— START OF SOURCE RECORDS —
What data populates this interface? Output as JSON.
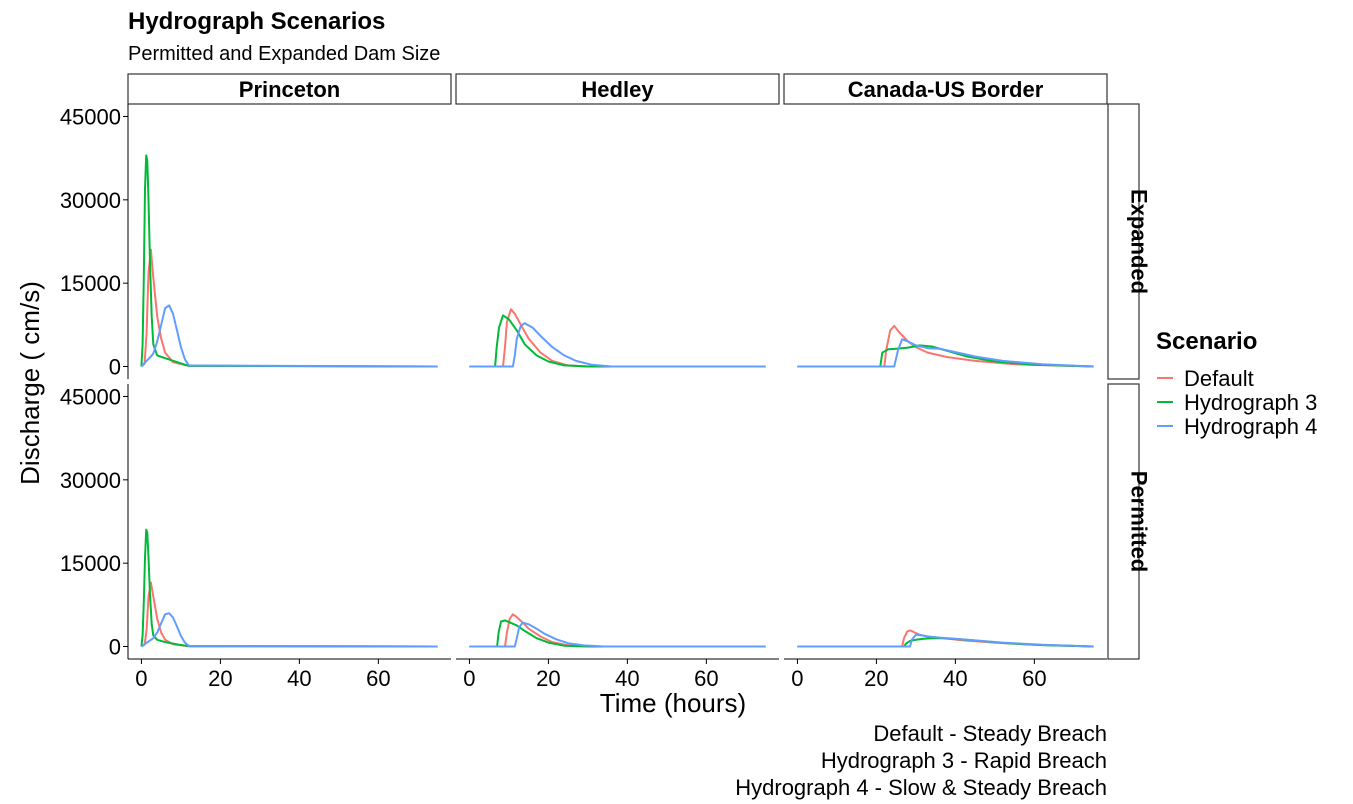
{
  "chart_data": {
    "type": "line",
    "title": "Hydrograph Scenarios",
    "subtitle": "Permitted and Expanded Dam Size",
    "xlabel": "Time (hours)",
    "ylabel": "Discharge ( cm/s)",
    "xlim": [
      0,
      75
    ],
    "ylim": [
      0,
      45000
    ],
    "x_ticks": [
      0,
      20,
      40,
      60
    ],
    "y_ticks": [
      0,
      15000,
      30000,
      45000
    ],
    "columns": [
      "Princeton",
      "Hedley",
      "Canada-US Border"
    ],
    "rows": [
      "Expanded",
      "Permitted"
    ],
    "legend": {
      "title": "Scenario",
      "position": "right",
      "entries": [
        {
          "name": "Default",
          "color": "#F8766D"
        },
        {
          "name": "Hydrograph 3",
          "color": "#00BA38"
        },
        {
          "name": "Hydrograph 4",
          "color": "#619CFF"
        }
      ]
    },
    "caption": [
      "Default - Steady Breach",
      "Hydrograph 3 - Rapid Breach",
      "Hydrograph 4 - Slow & Steady Breach"
    ],
    "grid": false,
    "panels": [
      {
        "column": "Princeton",
        "row": "Expanded",
        "series": [
          {
            "name": "Default",
            "x": [
              0,
              0.8,
              1.3,
              1.8,
              2.4,
              3,
              4,
              5,
              6,
              8,
              12,
              75
            ],
            "y": [
              0,
              500,
              6000,
              17000,
              21000,
              16000,
              9000,
              5000,
              2500,
              800,
              100,
              0
            ]
          },
          {
            "name": "Hydrograph 3",
            "x": [
              0,
              0.3,
              0.6,
              0.9,
              1.2,
              1.5,
              1.8,
              2.2,
              2.6,
              3,
              4,
              6,
              9,
              12,
              75
            ],
            "y": [
              0,
              4000,
              16000,
              32000,
              38000,
              37000,
              30000,
              18000,
              9000,
              4000,
              2000,
              1500,
              800,
              100,
              0
            ]
          },
          {
            "name": "Hydrograph 4",
            "x": [
              0,
              1,
              2,
              3,
              4,
              5,
              6,
              7,
              8,
              9,
              10,
              11,
              12,
              75
            ],
            "y": [
              0,
              800,
              1500,
              2300,
              4500,
              7500,
              10500,
              11000,
              9500,
              6500,
              3500,
              1300,
              200,
              0
            ]
          }
        ]
      },
      {
        "column": "Hedley",
        "row": "Expanded",
        "series": [
          {
            "name": "Default",
            "x": [
              0,
              8.5,
              9,
              9.5,
              10.5,
              11.5,
              13,
              15,
              18,
              21,
              25,
              30,
              75
            ],
            "y": [
              0,
              0,
              3500,
              8000,
              10300,
              9500,
              7500,
              5000,
              2500,
              1000,
              200,
              0,
              0
            ]
          },
          {
            "name": "Hydrograph 3",
            "x": [
              0,
              6.5,
              6.9,
              7.5,
              8.5,
              10,
              12,
              14,
              17,
              20,
              24,
              30,
              75
            ],
            "y": [
              0,
              0,
              3500,
              7000,
              9200,
              8500,
              6500,
              4000,
              2000,
              900,
              200,
              0,
              0
            ]
          },
          {
            "name": "Hydrograph 4",
            "x": [
              0,
              11,
              11.5,
              12,
              13,
              14,
              16,
              18,
              21,
              24,
              27,
              31,
              36,
              75
            ],
            "y": [
              0,
              0,
              2000,
              5000,
              7300,
              7800,
              7000,
              5500,
              3500,
              2000,
              1000,
              300,
              0,
              0
            ]
          }
        ]
      },
      {
        "column": "Canada-US Border",
        "row": "Expanded",
        "series": [
          {
            "name": "Default",
            "x": [
              0,
              22,
              22.5,
              23.5,
              24.5,
              26,
              28,
              30,
              33,
              38,
              45,
              55,
              75
            ],
            "y": [
              0,
              0,
              3000,
              6500,
              7300,
              6000,
              4500,
              3500,
              2500,
              1700,
              1000,
              400,
              0
            ]
          },
          {
            "name": "Hydrograph 3",
            "x": [
              0,
              21,
              21.5,
              23,
              25,
              28,
              31,
              34,
              38,
              43,
              50,
              60,
              75
            ],
            "y": [
              0,
              0,
              2500,
              3100,
              3200,
              3400,
              3800,
              3600,
              2800,
              1800,
              900,
              300,
              0
            ]
          },
          {
            "name": "Hydrograph 4",
            "x": [
              0,
              24.5,
              25.5,
              26.5,
              28,
              30,
              33,
              36,
              40,
              45,
              52,
              62,
              75
            ],
            "y": [
              0,
              0,
              3000,
              4900,
              4500,
              3800,
              3300,
              3200,
              2600,
              1800,
              1000,
              400,
              0
            ]
          }
        ]
      },
      {
        "column": "Princeton",
        "row": "Permitted",
        "series": [
          {
            "name": "Default",
            "x": [
              0,
              0.8,
              1.3,
              1.8,
              2.4,
              3,
              4,
              5,
              6,
              8,
              12,
              75
            ],
            "y": [
              0,
              300,
              3000,
              9000,
              11500,
              9000,
              5000,
              2500,
              1200,
              400,
              50,
              0
            ]
          },
          {
            "name": "Hydrograph 3",
            "x": [
              0,
              0.3,
              0.6,
              0.9,
              1.2,
              1.5,
              1.8,
              2.2,
              2.6,
              3,
              4,
              6,
              9,
              12,
              75
            ],
            "y": [
              0,
              2000,
              8000,
              16000,
              21000,
              20500,
              16000,
              9000,
              4000,
              2000,
              1200,
              800,
              400,
              50,
              0
            ]
          },
          {
            "name": "Hydrograph 4",
            "x": [
              0,
              1,
              2,
              3,
              4,
              5,
              6,
              7,
              8,
              9,
              10,
              11,
              12,
              75
            ],
            "y": [
              0,
              500,
              1000,
              1500,
              2500,
              4200,
              5800,
              6000,
              5200,
              3600,
              1900,
              700,
              100,
              0
            ]
          }
        ]
      },
      {
        "column": "Hedley",
        "row": "Permitted",
        "series": [
          {
            "name": "Default",
            "x": [
              0,
              9,
              9.5,
              10.2,
              11,
              12,
              13.5,
              15,
              18,
              21,
              25,
              30,
              75
            ],
            "y": [
              0,
              0,
              2500,
              5000,
              5800,
              5300,
              4300,
              3200,
              1800,
              800,
              200,
              0,
              0
            ]
          },
          {
            "name": "Hydrograph 3",
            "x": [
              0,
              7,
              7.4,
              8,
              9,
              10,
              12,
              14,
              17,
              20,
              24,
              30,
              75
            ],
            "y": [
              0,
              0,
              2500,
              4500,
              4700,
              4400,
              3800,
              2800,
              1500,
              700,
              150,
              0,
              0
            ]
          },
          {
            "name": "Hydrograph 4",
            "x": [
              0,
              11.5,
              12,
              12.6,
              13.5,
              15,
              17,
              19,
              22,
              25,
              29,
              34,
              75
            ],
            "y": [
              0,
              0,
              1500,
              3500,
              4300,
              4000,
              3200,
              2300,
              1300,
              600,
              200,
              0,
              0
            ]
          }
        ]
      },
      {
        "column": "Canada-US Border",
        "row": "Permitted",
        "series": [
          {
            "name": "Default",
            "x": [
              0,
              26.5,
              27,
              27.8,
              28.6,
              29.5,
              31,
              33,
              37,
              42,
              50,
              60,
              75
            ],
            "y": [
              0,
              0,
              1500,
              2700,
              2900,
              2600,
              2100,
              1800,
              1500,
              1100,
              700,
              300,
              0
            ]
          },
          {
            "name": "Hydrograph 3",
            "x": [
              0,
              27,
              27.5,
              28.5,
              30,
              32,
              34,
              37,
              41,
              46,
              53,
              62,
              75
            ],
            "y": [
              0,
              0,
              500,
              1000,
              1200,
              1400,
              1500,
              1500,
              1300,
              1000,
              600,
              250,
              0
            ]
          },
          {
            "name": "Hydrograph 4",
            "x": [
              0,
              28.5,
              29,
              30,
              31.5,
              33,
              36,
              40,
              45,
              52,
              62,
              75
            ],
            "y": [
              0,
              0,
              1200,
              2100,
              2000,
              1800,
              1600,
              1400,
              1100,
              700,
              300,
              0
            ]
          }
        ]
      }
    ]
  }
}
— END OF SOURCE RECORDS —
Among the entries above, how many lines include the word "Steady"? Reply with the number only.

▸ EXERCISE SOLUTION:
2